- Data to use:
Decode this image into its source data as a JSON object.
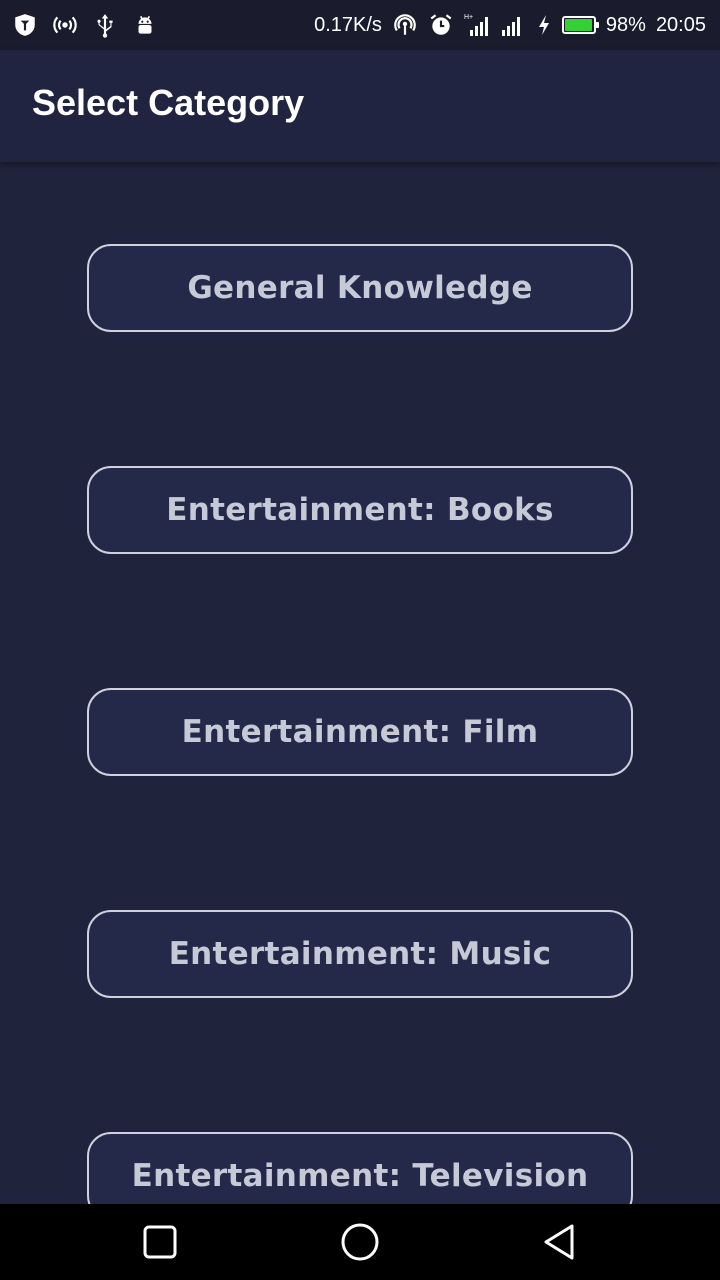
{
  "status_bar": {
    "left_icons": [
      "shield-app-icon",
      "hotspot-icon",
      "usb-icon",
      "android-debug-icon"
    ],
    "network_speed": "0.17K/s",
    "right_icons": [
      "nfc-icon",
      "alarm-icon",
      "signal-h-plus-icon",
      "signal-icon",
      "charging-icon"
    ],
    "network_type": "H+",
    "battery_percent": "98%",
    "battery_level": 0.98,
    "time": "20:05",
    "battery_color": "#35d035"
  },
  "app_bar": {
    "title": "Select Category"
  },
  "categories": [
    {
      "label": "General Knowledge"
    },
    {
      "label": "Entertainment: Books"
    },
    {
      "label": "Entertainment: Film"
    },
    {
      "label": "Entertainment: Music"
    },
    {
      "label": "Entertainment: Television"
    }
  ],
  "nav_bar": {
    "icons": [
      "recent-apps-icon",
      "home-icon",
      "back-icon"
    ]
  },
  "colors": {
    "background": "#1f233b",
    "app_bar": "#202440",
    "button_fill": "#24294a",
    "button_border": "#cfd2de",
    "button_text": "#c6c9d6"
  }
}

* * *

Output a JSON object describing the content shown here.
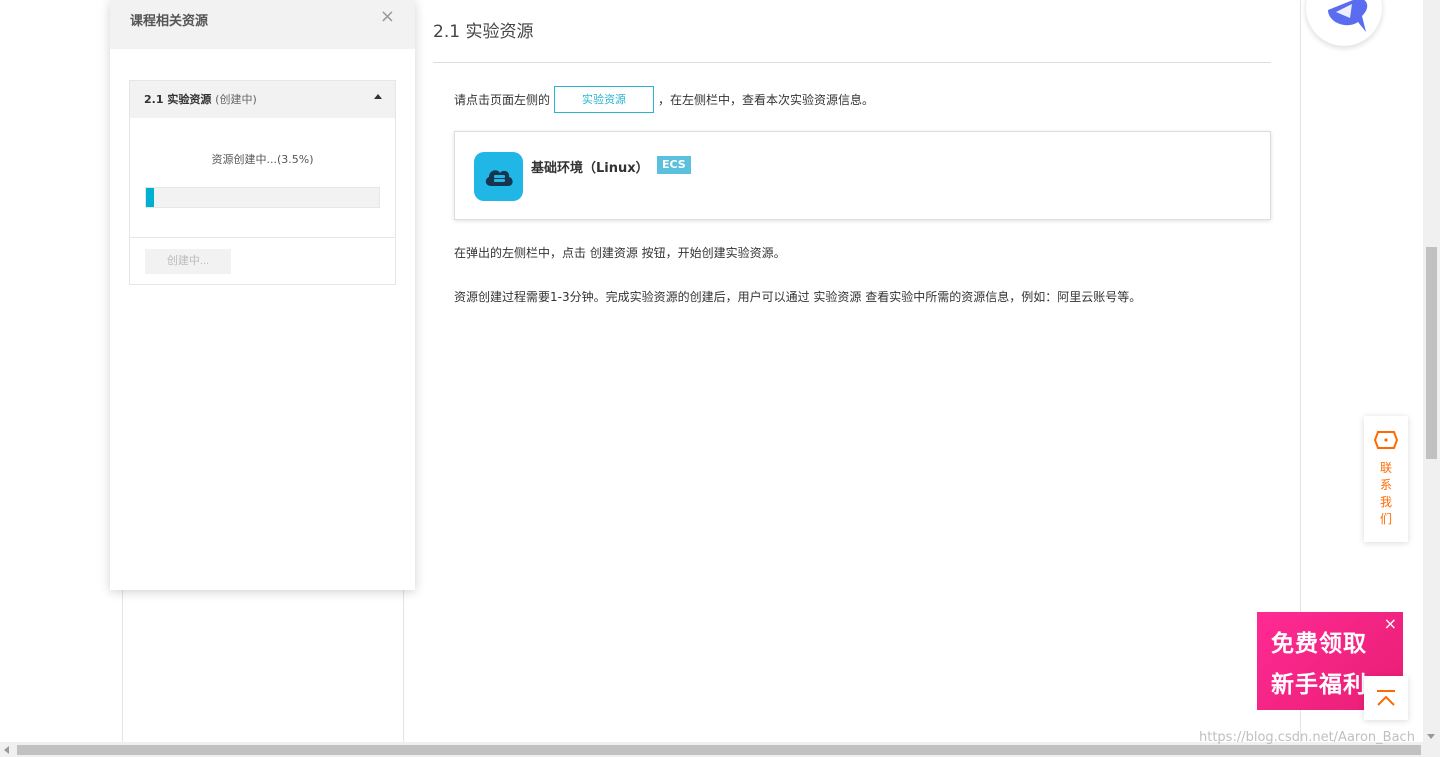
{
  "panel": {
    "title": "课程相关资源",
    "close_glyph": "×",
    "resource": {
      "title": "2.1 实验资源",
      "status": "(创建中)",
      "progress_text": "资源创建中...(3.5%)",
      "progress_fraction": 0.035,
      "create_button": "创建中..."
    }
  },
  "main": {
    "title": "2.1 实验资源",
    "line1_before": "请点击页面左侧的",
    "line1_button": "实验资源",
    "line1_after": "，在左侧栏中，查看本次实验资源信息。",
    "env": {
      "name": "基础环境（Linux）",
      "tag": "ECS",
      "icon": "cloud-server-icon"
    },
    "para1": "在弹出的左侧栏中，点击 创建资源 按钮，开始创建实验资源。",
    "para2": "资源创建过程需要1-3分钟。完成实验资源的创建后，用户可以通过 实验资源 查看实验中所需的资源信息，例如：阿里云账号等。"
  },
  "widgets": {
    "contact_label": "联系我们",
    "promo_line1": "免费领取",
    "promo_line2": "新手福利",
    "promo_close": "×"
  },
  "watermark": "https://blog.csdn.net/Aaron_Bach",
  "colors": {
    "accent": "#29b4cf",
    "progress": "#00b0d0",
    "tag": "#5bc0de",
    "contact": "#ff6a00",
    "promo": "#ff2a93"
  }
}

- Aim of the task: Lines that hold "title" are the ones to copy; find all of them.

- Answer to this task:
    "title": "Select Category"
    "title": "课程相关资源",
      "title": "2.1 实验资源",
    "title": "2.1 实验资源",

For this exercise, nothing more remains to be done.